Reading passage: Begin

New Drug Comparison Rating (NDCR) = 5
(important advance)

in a scale of 1 to 5, with 5 being the highest rating

Administered intravenously for the treatment of adult patients with relapsing or primary progressive forms of multiple sclerosis (MS).

Comparable drug:
Interferon beta-1a (e.g., Rebif).

  • Is the first drug to be shown to be effective in the treatment of primary progressive multiple sclerosis (PPMS);
  • Is more effective than interferon beta-1a in the treatment of relapsing MS;
  • Has a unique mechanism of action (is a CD20-directed cytolytic antibody);
  • Is administered less frequently (every 6 months compared with 3 times a week with interferon beta-1a).
  • Is administered by intravenous infusion under the supervision of a health professional (whereas interferon beta-1a is self-administered subcutaneously or intramuscularly);
  • Often causes infusion reactions;
  • More likely to be associated with occurrence of infections;
  • May be associated with an increased risk of malignancy.
Most important risks/adverse events:
Contraindicated in patients with active hepatitis B virus infection; infusion reactions (e.g., dermatological events, dyspnea, bronchospasm, hypotension; contraindicated in patients with a history of a life-threatening infusion reaction to the drug; patients should be observed during the infusion and for at least one hour following the completion of the infusion); infections (e.g., respiratory infections, herpes infections; however, in the clinical trials there were no reports of progressive multifocal leukoencephalopathy [PML] or reactivation of hepatitis B virus infection); use of live or live-attenuated vaccines during treatment is not recommended; increased risk of malignancies including breast cancer.

Reading passage: End
Study material: Begin

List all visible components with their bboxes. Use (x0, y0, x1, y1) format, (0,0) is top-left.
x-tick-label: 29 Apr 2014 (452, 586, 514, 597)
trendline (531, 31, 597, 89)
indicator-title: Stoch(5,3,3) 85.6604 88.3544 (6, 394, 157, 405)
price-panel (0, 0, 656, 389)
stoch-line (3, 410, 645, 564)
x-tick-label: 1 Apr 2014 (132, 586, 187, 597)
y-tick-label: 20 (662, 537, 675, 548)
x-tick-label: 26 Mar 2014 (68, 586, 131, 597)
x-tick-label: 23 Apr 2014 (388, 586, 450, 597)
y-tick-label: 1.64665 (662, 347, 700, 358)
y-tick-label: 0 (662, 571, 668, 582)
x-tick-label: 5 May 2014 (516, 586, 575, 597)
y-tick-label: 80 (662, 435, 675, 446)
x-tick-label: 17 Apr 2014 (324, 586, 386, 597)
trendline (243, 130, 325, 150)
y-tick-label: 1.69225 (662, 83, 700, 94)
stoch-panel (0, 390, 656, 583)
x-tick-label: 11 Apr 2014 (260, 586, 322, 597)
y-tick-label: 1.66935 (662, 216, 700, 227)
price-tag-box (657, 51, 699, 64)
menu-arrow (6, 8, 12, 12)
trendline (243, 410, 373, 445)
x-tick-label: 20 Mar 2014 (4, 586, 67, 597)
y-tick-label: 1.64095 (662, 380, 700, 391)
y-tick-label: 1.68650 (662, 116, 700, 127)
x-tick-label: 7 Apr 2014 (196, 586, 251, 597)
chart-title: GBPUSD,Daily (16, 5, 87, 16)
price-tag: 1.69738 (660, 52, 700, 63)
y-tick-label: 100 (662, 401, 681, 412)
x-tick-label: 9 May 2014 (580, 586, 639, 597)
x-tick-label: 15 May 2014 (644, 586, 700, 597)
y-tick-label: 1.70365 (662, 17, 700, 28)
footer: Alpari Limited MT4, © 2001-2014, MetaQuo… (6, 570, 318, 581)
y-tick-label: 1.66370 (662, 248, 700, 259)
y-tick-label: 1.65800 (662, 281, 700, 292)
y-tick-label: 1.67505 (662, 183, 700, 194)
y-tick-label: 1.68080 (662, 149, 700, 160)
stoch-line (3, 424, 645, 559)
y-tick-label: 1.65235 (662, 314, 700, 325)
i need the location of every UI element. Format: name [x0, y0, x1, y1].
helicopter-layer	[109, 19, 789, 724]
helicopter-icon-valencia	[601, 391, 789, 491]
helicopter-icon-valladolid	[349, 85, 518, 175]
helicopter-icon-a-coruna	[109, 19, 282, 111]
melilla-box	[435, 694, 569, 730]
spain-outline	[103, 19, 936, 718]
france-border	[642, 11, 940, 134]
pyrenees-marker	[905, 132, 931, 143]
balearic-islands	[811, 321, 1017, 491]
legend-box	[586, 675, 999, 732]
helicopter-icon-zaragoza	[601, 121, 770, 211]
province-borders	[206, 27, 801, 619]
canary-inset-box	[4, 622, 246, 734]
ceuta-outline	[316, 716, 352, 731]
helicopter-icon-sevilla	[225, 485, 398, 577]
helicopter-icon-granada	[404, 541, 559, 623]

Study material: End

■ Instructions for the task ■
In the multiple sclerosis drug rating, how often is the drug administered compared with interferon beta-1a?

■ Solved problem ■
Every 6 months, compared with 3 times a week for interferon beta-1a.